Go through the data below. Pull out every line that has the word "个单位长度".

>> START

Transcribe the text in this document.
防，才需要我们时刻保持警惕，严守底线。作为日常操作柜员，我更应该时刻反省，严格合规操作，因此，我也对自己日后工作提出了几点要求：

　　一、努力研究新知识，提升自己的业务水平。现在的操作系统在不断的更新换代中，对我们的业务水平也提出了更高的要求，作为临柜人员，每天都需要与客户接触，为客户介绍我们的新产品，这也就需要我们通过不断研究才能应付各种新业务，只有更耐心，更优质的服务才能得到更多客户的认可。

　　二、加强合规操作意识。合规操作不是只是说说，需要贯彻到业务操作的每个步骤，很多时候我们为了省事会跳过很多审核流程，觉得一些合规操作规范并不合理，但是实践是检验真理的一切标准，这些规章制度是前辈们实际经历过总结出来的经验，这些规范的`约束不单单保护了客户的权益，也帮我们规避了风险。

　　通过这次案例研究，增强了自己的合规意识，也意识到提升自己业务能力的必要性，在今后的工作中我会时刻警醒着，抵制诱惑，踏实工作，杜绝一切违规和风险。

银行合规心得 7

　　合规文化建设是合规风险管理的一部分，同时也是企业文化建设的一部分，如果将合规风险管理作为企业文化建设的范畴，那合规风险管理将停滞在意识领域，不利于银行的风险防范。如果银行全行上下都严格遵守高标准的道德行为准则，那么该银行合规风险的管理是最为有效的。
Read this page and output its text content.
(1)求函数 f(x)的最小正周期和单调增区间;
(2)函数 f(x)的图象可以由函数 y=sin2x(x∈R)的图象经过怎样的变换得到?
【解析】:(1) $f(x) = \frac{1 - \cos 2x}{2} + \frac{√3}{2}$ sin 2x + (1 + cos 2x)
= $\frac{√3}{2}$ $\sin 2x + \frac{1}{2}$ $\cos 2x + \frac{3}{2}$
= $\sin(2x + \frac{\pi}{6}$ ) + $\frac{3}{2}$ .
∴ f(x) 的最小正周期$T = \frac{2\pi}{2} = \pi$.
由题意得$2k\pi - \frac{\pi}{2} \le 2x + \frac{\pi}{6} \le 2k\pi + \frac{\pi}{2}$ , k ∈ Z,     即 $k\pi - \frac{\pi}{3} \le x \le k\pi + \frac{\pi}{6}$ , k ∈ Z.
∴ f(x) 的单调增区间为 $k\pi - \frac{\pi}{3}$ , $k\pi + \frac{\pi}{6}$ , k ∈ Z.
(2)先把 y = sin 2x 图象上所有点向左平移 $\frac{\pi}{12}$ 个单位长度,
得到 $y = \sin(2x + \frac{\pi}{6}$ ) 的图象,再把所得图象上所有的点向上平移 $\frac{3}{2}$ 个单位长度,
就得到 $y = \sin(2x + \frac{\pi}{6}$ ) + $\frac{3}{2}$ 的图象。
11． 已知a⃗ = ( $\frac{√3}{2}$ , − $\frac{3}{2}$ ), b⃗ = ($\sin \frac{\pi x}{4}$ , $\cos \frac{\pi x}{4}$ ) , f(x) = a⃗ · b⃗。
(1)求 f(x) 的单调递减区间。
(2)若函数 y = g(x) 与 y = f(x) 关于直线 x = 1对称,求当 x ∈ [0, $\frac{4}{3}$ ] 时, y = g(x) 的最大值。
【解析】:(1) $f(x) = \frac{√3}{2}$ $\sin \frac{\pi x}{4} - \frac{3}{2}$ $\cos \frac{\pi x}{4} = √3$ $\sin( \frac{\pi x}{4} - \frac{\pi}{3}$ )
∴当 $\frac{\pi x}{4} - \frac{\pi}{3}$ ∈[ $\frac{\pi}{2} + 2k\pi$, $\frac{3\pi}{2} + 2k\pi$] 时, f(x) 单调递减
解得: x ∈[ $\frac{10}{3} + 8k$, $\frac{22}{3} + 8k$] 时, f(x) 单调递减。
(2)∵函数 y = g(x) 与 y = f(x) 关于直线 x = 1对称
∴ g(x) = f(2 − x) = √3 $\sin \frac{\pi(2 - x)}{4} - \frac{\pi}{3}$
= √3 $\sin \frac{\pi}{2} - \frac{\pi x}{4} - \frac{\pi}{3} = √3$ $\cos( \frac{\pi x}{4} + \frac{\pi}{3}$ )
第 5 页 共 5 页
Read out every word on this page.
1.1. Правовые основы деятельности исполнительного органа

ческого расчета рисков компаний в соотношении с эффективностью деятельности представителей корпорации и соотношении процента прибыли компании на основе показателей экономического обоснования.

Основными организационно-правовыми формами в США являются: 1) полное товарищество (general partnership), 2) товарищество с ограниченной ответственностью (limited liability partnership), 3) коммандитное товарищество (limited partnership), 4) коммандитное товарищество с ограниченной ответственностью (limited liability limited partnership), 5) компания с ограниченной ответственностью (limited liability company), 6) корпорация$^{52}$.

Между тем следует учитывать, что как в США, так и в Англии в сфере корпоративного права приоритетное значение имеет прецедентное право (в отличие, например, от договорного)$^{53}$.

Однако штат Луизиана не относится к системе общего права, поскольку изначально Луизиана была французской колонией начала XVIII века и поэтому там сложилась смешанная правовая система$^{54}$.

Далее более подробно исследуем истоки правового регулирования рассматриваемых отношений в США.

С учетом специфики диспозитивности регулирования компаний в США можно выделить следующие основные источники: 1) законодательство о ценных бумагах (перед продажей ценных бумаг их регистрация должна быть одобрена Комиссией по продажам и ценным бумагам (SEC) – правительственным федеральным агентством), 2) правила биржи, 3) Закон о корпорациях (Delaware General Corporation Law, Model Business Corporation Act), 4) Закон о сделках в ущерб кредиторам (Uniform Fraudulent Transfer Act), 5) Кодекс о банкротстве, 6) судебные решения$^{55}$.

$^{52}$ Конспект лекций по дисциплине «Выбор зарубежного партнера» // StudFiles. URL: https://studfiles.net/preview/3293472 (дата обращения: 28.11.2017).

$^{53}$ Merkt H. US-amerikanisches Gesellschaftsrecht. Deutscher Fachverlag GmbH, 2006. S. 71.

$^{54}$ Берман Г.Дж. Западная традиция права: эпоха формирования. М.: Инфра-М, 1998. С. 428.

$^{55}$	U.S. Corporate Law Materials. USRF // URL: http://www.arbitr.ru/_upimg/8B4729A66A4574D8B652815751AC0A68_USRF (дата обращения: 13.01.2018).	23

>> END

_RESPONSE TO THIS EXERCISE_
(2)先把 y = sin 2x 图象上所有点向左平移 $\frac{\pi}{12}$ 个单位长度,
得到 $y = \sin(2x + \frac{\pi}{6}$ ) 的图象,再把所得图象上所有的点向上平移 $\frac{3}{2}$ 个单位长度,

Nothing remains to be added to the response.